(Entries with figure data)

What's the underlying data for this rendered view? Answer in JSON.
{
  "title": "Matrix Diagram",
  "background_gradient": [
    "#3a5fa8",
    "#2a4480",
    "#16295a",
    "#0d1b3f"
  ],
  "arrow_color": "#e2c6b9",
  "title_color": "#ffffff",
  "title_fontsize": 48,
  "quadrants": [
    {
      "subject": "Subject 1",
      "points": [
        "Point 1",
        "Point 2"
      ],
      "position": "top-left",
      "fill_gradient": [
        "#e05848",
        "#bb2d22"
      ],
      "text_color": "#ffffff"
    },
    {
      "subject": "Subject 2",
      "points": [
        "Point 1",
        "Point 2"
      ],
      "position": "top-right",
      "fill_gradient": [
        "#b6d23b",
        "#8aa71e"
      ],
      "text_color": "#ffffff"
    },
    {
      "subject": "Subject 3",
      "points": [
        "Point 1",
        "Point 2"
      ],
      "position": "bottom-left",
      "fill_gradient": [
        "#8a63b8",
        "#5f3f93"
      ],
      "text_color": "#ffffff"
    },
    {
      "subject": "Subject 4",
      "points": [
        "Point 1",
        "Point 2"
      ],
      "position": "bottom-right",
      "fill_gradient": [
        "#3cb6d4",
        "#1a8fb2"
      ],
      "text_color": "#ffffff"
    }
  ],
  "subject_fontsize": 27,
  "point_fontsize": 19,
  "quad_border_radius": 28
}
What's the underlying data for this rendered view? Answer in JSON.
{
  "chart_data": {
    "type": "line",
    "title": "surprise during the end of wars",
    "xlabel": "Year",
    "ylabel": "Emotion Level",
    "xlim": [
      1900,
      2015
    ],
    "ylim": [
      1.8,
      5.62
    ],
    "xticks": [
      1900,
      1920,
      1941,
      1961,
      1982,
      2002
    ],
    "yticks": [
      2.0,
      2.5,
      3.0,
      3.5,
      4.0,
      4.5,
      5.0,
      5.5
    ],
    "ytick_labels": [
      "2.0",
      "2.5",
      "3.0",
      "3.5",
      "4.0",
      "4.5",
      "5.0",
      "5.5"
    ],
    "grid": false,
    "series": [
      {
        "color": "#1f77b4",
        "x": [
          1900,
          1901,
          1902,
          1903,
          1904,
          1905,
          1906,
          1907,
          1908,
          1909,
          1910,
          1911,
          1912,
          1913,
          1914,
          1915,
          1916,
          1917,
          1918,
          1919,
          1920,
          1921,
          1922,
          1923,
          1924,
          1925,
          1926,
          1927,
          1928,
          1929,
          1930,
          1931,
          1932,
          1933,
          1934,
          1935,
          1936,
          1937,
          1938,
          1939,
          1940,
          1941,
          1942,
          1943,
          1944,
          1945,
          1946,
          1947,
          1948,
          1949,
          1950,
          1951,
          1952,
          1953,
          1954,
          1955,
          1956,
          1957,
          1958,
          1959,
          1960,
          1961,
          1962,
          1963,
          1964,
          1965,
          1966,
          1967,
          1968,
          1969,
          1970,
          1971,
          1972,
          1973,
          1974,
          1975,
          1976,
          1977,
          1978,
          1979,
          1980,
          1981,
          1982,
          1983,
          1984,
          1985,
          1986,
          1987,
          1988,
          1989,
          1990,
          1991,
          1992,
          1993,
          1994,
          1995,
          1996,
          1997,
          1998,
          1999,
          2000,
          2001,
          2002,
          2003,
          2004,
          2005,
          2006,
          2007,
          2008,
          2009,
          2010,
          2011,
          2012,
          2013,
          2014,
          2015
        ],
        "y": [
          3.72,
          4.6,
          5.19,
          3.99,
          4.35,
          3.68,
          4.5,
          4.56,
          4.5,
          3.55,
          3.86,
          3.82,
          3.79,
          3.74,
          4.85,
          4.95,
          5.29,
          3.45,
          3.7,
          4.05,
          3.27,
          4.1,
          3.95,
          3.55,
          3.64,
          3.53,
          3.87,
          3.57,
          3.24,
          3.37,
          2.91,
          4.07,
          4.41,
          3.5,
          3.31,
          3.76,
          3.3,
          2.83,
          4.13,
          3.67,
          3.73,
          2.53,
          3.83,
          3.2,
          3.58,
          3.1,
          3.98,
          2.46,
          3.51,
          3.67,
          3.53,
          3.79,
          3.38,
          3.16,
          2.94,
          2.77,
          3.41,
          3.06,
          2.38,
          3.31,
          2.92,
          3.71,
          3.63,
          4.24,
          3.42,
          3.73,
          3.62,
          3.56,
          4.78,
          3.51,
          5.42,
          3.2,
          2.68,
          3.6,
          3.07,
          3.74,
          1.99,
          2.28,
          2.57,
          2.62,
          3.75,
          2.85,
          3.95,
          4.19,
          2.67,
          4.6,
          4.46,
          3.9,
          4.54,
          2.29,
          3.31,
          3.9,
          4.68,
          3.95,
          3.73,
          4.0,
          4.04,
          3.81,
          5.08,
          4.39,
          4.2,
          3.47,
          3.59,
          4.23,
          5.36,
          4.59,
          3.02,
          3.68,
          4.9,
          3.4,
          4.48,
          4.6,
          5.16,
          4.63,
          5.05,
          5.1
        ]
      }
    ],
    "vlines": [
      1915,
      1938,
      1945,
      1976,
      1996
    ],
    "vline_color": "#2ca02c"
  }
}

▶ [Required work] Print the whole listing exactly as it is.

▶ [The reply]
What's the underlying data for this rendered view? Answer in JSON.
{
  "title": "Matrix Diagram",
  "background_gradient": [
    "#3a5fa8",
    "#2a4480",
    "#16295a",
    "#0d1b3f"
  ],
  "arrow_color": "#e2c6b9",
  "title_color": "#ffffff",
  "title_fontsize": 48,
  "quadrants": [
    {
      "subject": "Subject 1",
      "points": [
        "Point 1",
        "Point 2"
      ],
      "position": "top-left",
      "fill_gradient": [
        "#e05848",
        "#bb2d22"
      ],
      "text_color": "#ffffff"
    },
    {
      "subject": "Subject 2",
      "points": [
        "Point 1",
        "Point 2"
      ],
      "position": "top-right",
      "fill_gradient": [
        "#b6d23b",
        "#8aa71e"
      ],
      "text_color": "#ffffff"
    },
    {
      "subject": "Subject 3",
      "points": [
        "Point 1",
        "Point 2"
      ],
      "position": "bottom-left",
      "fill_gradient": [
        "#8a63b8",
        "#5f3f93"
      ],
      "text_color": "#ffffff"
    },
    {
      "subject": "Subject 4",
      "points": [
        "Point 1",
        "Point 2"
      ],
      "position": "bottom-right",
      "fill_gradient": [
        "#3cb6d4",
        "#1a8fb2"
      ],
      "text_color": "#ffffff"
    }
  ],
  "subject_fontsize": 27,
  "point_fontsize": 19,
  "quad_border_radius": 28
}
What's the underlying data for this rendered view? Answer in JSON.
{
  "chart_data": {
    "type": "line",
    "title": "surprise during the end of wars",
    "xlabel": "Year",
    "ylabel": "Emotion Level",
    "xlim": [
      1900,
      2015
    ],
    "ylim": [
      1.8,
      5.62
    ],
    "xticks": [
      1900,
      1920,
      1941,
      1961,
      1982,
      2002
    ],
    "yticks": [
      2.0,
      2.5,
      3.0,
      3.5,
      4.0,
      4.5,
      5.0,
      5.5
    ],
    "ytick_labels": [
      "2.0",
      "2.5",
      "3.0",
      "3.5",
      "4.0",
      "4.5",
      "5.0",
      "5.5"
    ],
    "grid": false,
    "series": [
      {
        "color": "#1f77b4",
        "x": [
          1900,
          1901,
          1902,
          1903,
          1904,
          1905,
          1906,
          1907,
          1908,
          1909,
          1910,
          1911,
          1912,
          1913,
          1914,
          1915,
          1916,
          1917,
          1918,
          1919,
          1920,
          1921,
          1922,
          1923,
          1924,
          1925,
          1926,
          1927,
          1928,
          1929,
          1930,
          1931,
          1932,
          1933,
          1934,
          1935,
          1936,
          1937,
          1938,
          1939,
          1940,
          1941,
          1942,
          1943,
          1944,
          1945,
          1946,
          1947,
          1948,
          1949,
          1950,
          1951,
          1952,
          1953,
          1954,
          1955,
          1956,
          1957,
          1958,
          1959,
          1960,
          1961,
          1962,
          1963,
          1964,
          1965,
          1966,
          1967,
          1968,
          1969,
          1970,
          1971,
          1972,
          1973,
          1974,
          1975,
          1976,
          1977,
          1978,
          1979,
          1980,
          1981,
          1982,
          1983,
          1984,
          1985,
          1986,
          1987,
          1988,
          1989,
          1990,
          1991,
          1992,
          1993,
          1994,
          1995,
          1996,
          1997,
          1998,
          1999,
          2000,
          2001,
          2002,
          2003,
          2004,
          2005,
          2006,
          2007,
          2008,
          2009,
          2010,
          2011,
          2012,
          2013,
          2014,
          2015
        ],
        "y": [
          3.72,
          4.6,
          5.19,
          3.99,
          4.35,
          3.68,
          4.5,
          4.56,
          4.5,
          3.55,
          3.86,
          3.82,
          3.79,
          3.74,
          4.85,
          4.95,
          5.29,
          3.45,
          3.7,
          4.05,
          3.27,
          4.1,
          3.95,
          3.55,
          3.64,
          3.53,
          3.87,
          3.57,
          3.24,
          3.37,
          2.91,
          4.07,
          4.41,
          3.5,
          3.31,
          3.76,
          3.3,
          2.83,
          4.13,
          3.67,
          3.73,
          2.53,
          3.83,
          3.2,
          3.58,
          3.1,
          3.98,
          2.46,
          3.51,
          3.67,
          3.53,
          3.79,
          3.38,
          3.16,
          2.94,
          2.77,
          3.41,
          3.06,
          2.38,
          3.31,
          2.92,
          3.71,
          3.63,
          4.24,
          3.42,
          3.73,
          3.62,
          3.56,
          4.78,
          3.51,
          5.42,
          3.2,
          2.68,
          3.6,
          3.07,
          3.74,
          1.99,
          2.28,
          2.57,
          2.62,
          3.75,
          2.85,
          3.95,
          4.19,
          2.67,
          4.6,
          4.46,
          3.9,
          4.54,
          2.29,
          3.31,
          3.9,
          4.68,
          3.95,
          3.73,
          4.0,
          4.04,
          3.81,
          5.08,
          4.39,
          4.2,
          3.47,
          3.59,
          4.23,
          5.36,
          4.59,
          3.02,
          3.68,
          4.9,
          3.4,
          4.48,
          4.6,
          5.16,
          4.63,
          5.05,
          5.1
        ]
      }
    ],
    "vlines": [
      1915,
      1938,
      1945,
      1976,
      1996
    ],
    "vline_color": "#2ca02c"
  }
}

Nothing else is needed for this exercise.